Task brief> Which lines hold the word "JSON"? Copy each of them from the material.

# Start of Information given

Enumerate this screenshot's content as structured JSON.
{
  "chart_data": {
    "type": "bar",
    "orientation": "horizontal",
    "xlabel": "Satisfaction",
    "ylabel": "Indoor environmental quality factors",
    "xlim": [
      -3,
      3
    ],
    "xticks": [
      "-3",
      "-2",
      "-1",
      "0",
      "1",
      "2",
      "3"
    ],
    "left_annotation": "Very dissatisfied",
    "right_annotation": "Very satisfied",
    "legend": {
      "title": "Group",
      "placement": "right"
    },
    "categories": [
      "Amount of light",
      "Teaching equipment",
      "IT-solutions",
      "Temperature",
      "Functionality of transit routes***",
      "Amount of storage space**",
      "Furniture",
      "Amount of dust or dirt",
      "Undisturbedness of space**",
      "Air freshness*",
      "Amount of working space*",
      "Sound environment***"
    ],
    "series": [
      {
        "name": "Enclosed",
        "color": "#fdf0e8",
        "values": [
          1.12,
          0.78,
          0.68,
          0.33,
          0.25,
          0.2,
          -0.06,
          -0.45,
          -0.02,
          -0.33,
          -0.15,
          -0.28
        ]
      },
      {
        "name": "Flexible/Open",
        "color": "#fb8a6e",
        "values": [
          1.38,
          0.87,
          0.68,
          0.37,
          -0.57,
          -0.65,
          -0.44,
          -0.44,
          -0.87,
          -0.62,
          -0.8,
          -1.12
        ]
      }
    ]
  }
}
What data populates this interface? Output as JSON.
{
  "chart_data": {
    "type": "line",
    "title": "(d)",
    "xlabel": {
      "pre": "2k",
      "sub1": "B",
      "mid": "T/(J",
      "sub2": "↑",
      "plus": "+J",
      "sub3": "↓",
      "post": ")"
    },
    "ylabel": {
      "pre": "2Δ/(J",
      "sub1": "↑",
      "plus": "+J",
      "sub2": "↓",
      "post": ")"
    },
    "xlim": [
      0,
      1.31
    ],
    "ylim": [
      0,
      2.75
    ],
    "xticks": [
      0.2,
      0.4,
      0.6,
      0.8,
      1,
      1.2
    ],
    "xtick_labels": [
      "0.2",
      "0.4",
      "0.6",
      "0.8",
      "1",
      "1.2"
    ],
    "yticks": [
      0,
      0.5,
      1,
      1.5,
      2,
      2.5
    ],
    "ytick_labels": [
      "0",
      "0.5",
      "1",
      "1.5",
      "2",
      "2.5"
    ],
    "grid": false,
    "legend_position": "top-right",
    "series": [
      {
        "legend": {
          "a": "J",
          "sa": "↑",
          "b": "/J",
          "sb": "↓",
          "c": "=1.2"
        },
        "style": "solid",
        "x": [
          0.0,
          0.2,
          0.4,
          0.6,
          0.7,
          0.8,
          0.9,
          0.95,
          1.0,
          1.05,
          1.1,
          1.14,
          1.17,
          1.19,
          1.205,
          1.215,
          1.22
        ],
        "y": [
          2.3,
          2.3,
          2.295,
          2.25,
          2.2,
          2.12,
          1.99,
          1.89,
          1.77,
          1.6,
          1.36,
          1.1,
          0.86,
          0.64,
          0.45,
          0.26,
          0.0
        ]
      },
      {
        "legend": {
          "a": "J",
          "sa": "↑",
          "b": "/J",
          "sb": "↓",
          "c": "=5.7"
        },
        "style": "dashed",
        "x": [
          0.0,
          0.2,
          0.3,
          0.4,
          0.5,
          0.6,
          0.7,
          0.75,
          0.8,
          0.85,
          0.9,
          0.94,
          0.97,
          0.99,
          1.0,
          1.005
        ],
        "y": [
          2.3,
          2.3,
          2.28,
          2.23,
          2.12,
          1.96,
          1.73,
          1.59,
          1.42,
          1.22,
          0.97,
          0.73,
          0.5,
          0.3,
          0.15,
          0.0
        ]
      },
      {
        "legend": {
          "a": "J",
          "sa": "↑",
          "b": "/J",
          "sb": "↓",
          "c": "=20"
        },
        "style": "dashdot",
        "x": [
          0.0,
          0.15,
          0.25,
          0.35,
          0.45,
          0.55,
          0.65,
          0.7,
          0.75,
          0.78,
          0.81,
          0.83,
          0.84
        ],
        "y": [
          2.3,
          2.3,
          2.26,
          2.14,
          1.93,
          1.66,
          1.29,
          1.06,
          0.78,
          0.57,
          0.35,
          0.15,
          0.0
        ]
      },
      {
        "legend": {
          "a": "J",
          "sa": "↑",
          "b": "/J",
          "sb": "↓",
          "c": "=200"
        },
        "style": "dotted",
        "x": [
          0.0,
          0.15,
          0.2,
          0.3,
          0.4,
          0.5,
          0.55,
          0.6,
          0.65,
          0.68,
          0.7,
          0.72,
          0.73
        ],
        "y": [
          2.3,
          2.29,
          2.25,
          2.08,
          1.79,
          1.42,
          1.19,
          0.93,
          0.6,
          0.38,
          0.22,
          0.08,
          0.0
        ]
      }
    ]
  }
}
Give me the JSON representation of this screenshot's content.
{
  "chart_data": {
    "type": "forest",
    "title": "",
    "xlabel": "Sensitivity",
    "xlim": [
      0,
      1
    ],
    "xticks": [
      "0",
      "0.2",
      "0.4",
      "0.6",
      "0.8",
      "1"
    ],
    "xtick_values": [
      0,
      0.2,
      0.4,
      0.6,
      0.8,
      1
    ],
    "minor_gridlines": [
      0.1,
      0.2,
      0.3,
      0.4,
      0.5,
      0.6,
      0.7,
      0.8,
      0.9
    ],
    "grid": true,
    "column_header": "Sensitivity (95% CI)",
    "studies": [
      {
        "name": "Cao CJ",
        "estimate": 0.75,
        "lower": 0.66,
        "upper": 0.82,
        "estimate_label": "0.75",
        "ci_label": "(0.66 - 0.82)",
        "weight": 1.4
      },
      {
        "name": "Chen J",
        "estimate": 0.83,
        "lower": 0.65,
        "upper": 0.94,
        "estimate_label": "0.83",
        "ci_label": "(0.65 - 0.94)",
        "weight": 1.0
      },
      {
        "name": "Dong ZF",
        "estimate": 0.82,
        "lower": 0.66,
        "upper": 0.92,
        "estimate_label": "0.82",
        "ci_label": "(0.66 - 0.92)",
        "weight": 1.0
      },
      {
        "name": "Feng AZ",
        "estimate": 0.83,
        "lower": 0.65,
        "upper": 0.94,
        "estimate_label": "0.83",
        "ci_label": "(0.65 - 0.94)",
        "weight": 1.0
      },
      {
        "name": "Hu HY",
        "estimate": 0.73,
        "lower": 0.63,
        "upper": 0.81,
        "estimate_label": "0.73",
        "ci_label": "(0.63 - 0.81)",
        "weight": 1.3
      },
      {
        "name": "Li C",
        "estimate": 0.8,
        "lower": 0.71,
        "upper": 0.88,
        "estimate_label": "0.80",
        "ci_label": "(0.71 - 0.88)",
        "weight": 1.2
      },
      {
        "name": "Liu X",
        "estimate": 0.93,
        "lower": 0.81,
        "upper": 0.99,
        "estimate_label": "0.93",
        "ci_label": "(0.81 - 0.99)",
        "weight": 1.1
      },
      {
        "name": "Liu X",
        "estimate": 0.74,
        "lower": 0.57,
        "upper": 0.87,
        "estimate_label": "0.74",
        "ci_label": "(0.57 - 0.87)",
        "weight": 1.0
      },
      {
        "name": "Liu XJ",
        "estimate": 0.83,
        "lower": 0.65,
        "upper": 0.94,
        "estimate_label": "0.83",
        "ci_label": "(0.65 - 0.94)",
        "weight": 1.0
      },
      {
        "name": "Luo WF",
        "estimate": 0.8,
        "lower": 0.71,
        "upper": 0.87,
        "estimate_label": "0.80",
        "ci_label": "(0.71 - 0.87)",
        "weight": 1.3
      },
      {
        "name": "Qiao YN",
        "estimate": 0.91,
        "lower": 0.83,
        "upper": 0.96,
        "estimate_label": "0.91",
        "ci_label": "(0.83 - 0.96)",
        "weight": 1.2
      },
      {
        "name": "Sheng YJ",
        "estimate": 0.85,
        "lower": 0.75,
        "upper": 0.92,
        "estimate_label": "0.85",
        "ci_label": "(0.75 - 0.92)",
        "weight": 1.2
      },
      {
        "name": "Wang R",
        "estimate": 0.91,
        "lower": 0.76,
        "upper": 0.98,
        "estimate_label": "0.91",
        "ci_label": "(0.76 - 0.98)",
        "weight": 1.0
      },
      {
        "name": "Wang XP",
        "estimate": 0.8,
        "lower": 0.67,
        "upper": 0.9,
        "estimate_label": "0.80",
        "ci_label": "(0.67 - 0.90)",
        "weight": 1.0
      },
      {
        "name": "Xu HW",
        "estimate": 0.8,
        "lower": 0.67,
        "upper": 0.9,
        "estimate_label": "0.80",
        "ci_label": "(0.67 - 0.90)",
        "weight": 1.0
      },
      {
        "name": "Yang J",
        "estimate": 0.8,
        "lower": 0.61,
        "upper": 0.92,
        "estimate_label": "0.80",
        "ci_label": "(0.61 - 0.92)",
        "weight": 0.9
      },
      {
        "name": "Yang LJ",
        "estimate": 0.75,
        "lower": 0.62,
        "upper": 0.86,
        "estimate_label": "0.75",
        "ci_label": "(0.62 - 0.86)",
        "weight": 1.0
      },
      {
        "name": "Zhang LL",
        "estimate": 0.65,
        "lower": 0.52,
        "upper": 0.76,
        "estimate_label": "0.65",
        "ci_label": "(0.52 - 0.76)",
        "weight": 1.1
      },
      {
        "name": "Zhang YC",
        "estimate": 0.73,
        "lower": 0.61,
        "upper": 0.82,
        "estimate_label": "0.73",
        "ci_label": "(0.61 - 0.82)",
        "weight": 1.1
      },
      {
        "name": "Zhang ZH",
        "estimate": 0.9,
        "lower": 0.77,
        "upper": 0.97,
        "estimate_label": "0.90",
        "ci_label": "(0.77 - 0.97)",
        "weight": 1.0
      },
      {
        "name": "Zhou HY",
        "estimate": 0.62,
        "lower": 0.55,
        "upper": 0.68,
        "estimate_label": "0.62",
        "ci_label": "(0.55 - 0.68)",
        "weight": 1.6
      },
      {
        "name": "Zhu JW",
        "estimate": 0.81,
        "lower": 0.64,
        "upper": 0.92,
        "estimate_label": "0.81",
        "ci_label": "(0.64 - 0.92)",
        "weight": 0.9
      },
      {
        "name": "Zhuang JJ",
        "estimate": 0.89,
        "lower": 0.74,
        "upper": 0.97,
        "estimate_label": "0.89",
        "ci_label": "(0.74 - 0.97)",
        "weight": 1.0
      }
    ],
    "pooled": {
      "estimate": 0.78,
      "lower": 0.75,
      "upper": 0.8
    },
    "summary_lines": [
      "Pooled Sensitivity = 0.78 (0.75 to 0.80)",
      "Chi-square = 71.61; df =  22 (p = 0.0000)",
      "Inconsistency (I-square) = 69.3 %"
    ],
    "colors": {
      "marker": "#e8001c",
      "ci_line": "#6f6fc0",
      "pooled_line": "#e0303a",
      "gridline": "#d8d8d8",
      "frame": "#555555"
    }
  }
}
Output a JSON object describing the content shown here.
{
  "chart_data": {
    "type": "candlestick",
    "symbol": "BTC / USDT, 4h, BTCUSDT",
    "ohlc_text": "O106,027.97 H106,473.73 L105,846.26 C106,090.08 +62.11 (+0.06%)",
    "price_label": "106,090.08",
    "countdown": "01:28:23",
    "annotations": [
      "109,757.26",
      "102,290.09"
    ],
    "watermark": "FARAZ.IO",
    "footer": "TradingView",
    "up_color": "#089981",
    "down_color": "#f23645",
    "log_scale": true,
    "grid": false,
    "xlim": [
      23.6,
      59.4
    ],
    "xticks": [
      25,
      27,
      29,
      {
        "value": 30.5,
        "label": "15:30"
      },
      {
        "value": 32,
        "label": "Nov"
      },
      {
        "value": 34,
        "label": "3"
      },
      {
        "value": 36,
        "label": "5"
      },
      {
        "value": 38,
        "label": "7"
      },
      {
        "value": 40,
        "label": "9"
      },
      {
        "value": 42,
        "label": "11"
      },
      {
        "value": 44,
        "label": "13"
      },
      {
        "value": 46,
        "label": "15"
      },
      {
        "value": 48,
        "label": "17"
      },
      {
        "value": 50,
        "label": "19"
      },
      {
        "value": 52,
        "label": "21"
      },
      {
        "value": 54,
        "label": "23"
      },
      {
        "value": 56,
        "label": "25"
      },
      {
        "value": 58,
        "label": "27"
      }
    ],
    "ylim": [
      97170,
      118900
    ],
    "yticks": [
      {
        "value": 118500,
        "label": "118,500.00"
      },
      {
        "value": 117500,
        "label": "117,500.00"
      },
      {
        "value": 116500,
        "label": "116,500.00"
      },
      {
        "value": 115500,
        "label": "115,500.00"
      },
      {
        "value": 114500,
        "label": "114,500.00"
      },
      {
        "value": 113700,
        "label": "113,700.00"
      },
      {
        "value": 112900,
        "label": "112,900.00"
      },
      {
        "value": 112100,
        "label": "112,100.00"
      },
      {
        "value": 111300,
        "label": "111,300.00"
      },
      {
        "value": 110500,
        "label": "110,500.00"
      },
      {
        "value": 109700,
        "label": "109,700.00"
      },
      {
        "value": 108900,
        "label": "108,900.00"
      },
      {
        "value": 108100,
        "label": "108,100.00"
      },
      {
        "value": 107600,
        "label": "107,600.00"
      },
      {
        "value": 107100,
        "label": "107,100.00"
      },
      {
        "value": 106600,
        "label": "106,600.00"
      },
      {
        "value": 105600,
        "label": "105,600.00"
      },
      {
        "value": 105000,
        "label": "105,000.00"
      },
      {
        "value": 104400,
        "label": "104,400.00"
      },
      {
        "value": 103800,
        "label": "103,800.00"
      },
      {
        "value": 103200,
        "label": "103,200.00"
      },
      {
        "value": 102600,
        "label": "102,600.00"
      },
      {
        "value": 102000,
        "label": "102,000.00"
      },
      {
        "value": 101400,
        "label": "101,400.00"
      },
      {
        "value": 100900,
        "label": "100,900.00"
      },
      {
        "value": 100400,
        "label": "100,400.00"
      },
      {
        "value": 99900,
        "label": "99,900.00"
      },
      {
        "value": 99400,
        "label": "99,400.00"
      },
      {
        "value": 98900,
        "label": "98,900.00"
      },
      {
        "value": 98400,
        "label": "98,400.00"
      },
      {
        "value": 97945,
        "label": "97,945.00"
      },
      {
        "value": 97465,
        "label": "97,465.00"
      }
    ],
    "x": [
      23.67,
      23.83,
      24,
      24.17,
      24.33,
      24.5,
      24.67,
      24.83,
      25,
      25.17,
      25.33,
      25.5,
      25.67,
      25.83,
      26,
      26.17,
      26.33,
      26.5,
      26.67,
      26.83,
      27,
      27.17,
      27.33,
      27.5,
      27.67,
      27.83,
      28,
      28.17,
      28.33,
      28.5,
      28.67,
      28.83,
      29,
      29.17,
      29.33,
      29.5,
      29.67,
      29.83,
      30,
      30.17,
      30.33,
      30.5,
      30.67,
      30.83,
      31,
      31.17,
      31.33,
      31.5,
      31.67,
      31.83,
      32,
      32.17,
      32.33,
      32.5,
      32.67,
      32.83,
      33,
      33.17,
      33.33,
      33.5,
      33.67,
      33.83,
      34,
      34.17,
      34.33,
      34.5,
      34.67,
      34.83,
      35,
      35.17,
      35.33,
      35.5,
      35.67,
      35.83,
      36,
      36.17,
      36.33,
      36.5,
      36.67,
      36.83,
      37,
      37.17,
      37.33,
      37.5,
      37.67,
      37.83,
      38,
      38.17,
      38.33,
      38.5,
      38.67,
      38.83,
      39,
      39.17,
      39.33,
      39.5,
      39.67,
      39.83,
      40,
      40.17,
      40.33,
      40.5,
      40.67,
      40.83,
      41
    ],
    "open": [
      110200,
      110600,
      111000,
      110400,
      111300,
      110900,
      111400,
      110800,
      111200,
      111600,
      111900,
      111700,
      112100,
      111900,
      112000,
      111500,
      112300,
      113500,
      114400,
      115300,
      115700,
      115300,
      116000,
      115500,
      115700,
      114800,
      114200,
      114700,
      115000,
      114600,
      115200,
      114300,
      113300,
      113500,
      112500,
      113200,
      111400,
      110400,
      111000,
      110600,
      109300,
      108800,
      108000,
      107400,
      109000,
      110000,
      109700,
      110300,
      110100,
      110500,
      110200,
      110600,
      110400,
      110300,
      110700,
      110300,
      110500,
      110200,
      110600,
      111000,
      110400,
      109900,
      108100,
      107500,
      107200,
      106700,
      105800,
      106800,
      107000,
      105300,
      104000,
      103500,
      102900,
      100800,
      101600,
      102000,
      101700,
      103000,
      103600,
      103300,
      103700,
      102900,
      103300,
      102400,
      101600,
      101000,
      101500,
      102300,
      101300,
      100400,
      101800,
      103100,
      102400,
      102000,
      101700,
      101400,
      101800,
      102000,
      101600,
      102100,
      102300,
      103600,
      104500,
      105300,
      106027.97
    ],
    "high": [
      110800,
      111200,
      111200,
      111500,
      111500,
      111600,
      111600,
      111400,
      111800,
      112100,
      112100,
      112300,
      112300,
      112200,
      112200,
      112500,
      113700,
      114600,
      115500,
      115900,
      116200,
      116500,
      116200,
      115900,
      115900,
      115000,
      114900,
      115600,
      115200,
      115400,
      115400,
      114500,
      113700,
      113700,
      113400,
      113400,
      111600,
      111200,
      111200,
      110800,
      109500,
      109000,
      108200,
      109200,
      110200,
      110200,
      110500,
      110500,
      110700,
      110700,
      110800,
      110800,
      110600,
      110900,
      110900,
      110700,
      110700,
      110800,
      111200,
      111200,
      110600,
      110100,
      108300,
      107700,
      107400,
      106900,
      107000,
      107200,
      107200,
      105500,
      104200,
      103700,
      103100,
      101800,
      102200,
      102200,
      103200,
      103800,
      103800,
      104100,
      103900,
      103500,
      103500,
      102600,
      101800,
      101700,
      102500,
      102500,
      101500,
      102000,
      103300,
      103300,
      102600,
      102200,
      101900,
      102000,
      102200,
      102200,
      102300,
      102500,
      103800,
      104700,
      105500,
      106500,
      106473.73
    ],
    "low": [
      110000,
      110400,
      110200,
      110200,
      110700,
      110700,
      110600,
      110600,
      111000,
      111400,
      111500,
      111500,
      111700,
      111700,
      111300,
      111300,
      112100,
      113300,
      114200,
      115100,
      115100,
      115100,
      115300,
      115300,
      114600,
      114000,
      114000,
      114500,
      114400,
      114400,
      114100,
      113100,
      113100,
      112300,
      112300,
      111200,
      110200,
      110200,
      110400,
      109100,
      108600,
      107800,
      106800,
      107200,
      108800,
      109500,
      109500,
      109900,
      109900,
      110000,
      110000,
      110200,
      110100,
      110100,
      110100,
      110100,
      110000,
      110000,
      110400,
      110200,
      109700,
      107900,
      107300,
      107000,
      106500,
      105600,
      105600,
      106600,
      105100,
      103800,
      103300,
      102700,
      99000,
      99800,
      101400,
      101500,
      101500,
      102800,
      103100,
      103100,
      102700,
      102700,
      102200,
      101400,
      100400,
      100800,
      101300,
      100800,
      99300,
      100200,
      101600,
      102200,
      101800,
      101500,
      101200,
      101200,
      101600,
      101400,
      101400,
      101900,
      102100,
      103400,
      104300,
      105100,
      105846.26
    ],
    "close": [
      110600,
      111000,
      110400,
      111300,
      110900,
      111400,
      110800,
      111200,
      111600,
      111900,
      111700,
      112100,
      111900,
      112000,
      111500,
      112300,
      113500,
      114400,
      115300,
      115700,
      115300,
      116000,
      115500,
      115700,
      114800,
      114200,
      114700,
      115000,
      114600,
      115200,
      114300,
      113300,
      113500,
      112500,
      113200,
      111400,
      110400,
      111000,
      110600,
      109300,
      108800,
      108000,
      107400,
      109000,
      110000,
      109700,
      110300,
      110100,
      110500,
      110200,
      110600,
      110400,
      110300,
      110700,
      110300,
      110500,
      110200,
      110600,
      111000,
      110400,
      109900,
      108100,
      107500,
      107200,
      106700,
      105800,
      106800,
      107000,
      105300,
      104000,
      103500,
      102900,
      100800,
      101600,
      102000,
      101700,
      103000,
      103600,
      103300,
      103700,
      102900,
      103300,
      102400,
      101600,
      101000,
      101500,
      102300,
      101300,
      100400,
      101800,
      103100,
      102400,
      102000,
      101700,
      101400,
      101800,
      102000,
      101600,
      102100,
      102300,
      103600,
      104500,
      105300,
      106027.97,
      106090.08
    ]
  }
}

# End of Information given

Result below>
Enumerate this screenshot's content as structured JSON.
What data populates this interface? Output as JSON.
Give me the JSON representation of this screenshot's content.
Output a JSON object describing the content shown here.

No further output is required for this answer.